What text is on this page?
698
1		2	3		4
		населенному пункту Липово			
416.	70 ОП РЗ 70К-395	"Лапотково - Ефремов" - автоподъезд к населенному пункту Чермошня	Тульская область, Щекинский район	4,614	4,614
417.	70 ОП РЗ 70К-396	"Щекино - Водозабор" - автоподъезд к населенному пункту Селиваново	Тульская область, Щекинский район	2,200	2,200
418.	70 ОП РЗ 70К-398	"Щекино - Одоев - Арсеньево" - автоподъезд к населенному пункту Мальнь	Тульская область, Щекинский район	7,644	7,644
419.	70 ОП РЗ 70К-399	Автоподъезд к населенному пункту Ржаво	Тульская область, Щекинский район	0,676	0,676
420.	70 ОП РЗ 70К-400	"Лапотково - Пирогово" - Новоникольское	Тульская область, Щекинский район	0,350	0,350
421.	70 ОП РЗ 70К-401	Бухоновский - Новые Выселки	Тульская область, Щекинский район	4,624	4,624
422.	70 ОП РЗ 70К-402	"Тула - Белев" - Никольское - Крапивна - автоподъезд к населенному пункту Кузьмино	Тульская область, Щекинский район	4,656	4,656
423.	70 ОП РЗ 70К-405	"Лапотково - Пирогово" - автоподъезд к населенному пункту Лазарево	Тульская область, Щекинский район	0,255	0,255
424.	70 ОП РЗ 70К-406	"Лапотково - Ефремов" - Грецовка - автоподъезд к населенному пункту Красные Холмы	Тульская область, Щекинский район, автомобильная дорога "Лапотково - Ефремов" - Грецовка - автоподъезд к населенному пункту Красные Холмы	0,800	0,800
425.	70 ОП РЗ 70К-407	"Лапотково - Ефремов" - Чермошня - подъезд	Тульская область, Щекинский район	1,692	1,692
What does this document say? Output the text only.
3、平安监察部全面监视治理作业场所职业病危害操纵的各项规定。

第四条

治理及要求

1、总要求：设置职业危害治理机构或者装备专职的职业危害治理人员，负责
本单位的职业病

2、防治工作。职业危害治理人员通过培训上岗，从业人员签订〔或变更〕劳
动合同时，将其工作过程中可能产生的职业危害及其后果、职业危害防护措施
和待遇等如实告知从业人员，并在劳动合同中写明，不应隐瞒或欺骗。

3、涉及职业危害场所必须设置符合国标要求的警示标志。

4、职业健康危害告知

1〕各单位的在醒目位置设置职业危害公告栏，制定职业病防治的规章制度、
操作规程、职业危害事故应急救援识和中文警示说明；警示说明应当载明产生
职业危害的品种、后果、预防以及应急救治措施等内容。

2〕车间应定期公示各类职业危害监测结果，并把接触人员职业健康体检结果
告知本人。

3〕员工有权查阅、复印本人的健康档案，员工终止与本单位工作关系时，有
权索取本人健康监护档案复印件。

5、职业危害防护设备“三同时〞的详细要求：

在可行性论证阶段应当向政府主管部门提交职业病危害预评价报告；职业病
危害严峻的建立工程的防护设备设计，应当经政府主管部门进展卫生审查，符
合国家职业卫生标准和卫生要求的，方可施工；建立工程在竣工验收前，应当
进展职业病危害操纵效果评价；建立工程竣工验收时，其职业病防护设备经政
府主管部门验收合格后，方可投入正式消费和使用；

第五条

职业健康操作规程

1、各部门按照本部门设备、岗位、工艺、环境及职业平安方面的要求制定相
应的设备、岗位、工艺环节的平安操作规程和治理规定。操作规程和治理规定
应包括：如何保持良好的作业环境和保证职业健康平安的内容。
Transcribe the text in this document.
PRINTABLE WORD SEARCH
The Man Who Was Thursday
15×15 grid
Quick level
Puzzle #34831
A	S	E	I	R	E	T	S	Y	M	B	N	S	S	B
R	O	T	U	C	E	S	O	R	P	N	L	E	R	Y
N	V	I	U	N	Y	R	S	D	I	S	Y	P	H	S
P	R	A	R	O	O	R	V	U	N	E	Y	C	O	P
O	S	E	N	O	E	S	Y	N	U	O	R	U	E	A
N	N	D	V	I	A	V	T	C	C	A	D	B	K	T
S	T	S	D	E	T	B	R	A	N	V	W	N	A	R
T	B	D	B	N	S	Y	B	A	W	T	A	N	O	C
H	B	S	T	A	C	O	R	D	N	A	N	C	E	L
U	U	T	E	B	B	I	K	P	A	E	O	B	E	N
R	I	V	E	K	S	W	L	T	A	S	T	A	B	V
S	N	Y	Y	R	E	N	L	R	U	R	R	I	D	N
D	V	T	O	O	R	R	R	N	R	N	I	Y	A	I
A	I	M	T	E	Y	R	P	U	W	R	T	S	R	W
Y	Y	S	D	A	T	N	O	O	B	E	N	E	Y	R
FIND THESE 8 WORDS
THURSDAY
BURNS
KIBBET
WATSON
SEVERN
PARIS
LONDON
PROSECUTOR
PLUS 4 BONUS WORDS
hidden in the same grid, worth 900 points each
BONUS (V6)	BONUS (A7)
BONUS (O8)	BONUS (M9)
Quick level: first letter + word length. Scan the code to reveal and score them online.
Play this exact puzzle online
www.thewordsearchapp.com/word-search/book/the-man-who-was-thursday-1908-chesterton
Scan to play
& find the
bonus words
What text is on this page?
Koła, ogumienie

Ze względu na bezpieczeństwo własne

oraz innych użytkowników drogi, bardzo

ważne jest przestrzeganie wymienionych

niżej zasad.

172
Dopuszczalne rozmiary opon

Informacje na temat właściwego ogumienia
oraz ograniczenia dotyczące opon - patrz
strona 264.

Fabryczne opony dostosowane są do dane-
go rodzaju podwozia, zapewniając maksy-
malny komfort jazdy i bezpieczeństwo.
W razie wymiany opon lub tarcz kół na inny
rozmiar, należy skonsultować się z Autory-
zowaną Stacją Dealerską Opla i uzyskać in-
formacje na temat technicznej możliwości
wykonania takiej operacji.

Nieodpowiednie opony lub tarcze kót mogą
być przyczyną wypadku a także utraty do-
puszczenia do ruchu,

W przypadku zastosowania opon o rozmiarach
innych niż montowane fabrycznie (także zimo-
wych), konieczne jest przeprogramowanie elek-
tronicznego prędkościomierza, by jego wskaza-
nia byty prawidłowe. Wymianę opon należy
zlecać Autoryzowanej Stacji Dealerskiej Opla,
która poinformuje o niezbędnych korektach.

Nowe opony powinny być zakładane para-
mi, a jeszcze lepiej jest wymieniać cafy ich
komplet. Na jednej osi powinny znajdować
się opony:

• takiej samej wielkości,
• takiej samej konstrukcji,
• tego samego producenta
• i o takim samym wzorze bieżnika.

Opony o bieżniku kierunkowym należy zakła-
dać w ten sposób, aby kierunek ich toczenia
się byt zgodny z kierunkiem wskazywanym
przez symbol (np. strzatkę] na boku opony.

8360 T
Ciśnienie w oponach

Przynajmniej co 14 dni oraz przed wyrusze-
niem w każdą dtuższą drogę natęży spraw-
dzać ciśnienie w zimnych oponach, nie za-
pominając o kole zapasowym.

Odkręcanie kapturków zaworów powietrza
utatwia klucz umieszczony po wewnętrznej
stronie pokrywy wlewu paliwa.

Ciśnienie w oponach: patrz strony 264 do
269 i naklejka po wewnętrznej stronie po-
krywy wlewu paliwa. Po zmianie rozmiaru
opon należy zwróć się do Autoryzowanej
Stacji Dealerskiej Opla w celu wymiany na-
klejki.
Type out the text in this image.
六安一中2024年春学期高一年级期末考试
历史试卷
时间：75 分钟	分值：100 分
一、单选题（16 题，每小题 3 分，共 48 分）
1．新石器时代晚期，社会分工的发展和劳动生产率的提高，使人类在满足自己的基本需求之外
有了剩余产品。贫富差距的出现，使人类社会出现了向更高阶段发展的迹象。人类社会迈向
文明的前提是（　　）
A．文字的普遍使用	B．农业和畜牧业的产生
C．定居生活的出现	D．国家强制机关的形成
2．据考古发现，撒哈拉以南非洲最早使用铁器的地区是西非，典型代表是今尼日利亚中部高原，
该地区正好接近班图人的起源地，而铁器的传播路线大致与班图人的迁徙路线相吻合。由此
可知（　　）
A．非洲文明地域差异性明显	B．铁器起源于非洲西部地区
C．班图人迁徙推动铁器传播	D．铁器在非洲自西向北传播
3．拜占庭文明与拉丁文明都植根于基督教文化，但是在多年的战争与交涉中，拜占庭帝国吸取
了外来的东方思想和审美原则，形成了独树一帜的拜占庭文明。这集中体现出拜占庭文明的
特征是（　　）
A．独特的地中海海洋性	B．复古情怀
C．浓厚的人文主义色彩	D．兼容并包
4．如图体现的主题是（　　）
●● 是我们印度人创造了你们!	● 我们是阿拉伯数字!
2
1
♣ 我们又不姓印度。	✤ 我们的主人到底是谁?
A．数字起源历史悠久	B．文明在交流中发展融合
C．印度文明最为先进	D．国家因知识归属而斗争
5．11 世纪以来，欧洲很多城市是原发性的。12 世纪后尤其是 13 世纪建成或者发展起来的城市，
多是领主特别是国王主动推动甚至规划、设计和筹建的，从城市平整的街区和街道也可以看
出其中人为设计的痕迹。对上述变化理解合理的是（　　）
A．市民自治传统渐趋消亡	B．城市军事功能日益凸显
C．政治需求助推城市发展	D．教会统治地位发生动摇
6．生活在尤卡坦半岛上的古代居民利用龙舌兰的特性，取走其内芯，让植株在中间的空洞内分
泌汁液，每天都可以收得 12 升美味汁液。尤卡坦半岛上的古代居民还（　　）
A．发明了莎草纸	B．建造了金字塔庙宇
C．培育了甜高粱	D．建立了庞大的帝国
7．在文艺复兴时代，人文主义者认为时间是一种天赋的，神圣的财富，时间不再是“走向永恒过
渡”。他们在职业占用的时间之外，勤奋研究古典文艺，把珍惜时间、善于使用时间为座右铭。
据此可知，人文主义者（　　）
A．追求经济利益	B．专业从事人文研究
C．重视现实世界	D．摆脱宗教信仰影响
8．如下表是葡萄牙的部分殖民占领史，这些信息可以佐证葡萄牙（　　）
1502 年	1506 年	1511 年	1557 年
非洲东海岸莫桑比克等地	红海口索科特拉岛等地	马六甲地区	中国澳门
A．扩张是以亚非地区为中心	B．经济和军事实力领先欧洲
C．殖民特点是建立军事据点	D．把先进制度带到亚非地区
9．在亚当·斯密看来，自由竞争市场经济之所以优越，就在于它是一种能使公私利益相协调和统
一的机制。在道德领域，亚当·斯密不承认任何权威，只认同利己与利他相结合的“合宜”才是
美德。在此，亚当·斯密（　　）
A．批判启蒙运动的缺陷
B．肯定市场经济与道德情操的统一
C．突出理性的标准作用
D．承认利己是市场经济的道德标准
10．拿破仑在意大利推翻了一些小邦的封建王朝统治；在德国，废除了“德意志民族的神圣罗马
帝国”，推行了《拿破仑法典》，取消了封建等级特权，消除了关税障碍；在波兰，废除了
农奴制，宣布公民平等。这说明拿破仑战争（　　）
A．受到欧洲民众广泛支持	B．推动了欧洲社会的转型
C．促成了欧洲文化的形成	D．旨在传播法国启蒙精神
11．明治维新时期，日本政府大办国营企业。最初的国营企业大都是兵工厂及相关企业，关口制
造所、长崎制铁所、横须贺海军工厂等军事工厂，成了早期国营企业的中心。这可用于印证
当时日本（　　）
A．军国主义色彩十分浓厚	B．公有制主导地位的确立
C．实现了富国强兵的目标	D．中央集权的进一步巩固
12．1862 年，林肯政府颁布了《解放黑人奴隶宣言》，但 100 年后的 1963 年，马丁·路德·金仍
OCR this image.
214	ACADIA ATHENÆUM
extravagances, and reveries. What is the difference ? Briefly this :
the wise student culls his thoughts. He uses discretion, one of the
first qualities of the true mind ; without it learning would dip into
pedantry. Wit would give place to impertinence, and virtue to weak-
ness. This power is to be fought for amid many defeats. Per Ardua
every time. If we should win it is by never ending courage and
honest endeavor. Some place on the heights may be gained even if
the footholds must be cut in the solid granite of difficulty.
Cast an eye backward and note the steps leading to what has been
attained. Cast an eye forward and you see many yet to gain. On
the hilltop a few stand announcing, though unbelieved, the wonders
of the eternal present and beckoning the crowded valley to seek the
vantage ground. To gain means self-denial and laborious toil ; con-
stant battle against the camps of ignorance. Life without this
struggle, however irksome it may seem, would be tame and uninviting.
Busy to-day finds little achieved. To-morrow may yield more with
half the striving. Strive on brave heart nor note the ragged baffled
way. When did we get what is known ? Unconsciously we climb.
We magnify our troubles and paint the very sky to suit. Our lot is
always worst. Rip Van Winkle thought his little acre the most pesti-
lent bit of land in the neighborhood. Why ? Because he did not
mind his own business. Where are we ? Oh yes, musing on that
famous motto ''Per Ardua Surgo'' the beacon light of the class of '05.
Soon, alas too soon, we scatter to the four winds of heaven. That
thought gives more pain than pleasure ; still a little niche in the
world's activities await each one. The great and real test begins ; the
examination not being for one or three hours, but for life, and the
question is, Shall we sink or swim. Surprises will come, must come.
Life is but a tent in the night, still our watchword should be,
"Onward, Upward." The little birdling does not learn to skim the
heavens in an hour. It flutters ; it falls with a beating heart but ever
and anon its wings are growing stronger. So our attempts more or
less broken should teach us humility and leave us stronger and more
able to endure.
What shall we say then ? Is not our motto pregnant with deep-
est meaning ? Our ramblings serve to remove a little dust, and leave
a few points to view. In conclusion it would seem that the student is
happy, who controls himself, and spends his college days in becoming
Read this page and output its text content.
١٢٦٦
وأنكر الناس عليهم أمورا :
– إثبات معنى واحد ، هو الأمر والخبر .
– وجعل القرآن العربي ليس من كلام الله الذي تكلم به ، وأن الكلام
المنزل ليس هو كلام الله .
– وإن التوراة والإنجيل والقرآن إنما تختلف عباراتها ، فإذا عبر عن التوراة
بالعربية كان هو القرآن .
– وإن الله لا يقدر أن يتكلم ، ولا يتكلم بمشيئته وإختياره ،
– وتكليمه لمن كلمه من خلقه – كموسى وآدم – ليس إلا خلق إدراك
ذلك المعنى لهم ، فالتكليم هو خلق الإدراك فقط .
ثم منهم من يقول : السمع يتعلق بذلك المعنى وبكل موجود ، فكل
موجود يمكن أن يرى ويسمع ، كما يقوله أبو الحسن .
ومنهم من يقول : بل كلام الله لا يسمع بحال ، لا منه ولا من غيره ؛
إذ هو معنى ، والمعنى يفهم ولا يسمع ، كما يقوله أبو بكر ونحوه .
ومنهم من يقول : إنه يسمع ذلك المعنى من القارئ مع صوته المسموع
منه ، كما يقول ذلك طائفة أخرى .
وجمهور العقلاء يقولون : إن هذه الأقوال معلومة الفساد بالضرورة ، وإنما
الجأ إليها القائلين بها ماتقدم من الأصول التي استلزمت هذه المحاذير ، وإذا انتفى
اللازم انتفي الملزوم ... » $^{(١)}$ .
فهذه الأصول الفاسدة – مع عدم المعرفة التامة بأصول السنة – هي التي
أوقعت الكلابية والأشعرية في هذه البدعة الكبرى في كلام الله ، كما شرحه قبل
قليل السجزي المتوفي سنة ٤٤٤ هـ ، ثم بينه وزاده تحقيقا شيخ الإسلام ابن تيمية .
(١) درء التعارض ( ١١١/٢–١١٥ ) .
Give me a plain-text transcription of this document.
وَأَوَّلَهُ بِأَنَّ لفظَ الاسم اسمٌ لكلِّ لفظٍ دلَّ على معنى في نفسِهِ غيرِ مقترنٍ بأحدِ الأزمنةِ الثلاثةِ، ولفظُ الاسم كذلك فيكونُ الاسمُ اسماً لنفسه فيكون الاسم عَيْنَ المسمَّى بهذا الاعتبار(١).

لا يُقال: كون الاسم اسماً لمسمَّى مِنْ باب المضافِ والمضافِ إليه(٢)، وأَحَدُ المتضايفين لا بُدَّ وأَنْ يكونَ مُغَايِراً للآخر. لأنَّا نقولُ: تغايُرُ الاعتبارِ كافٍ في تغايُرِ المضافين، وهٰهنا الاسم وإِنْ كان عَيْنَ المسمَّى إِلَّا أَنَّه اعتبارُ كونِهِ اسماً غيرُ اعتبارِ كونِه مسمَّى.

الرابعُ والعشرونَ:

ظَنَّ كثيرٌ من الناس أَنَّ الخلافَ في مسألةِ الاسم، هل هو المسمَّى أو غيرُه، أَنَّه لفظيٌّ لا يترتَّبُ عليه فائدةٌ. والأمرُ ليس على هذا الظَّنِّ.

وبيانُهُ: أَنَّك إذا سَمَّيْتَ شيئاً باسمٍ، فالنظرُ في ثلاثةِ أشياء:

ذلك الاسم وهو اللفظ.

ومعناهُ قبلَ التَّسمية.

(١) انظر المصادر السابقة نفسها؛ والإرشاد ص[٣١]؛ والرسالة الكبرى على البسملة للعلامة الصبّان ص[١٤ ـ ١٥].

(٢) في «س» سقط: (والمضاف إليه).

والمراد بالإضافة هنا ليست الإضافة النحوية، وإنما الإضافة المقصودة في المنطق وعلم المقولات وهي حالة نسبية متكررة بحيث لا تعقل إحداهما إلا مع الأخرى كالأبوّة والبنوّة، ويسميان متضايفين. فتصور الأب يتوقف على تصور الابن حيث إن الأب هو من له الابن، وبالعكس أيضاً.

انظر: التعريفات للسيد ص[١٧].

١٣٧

*-*-*

Required task: Copy all lines above containing the string "Ardua".

Full solution:
ness. This power is to be fought for amid many defeats. Per Ardua
famous motto ''Per Ardua Surgo'' the beacon light of the class of '05.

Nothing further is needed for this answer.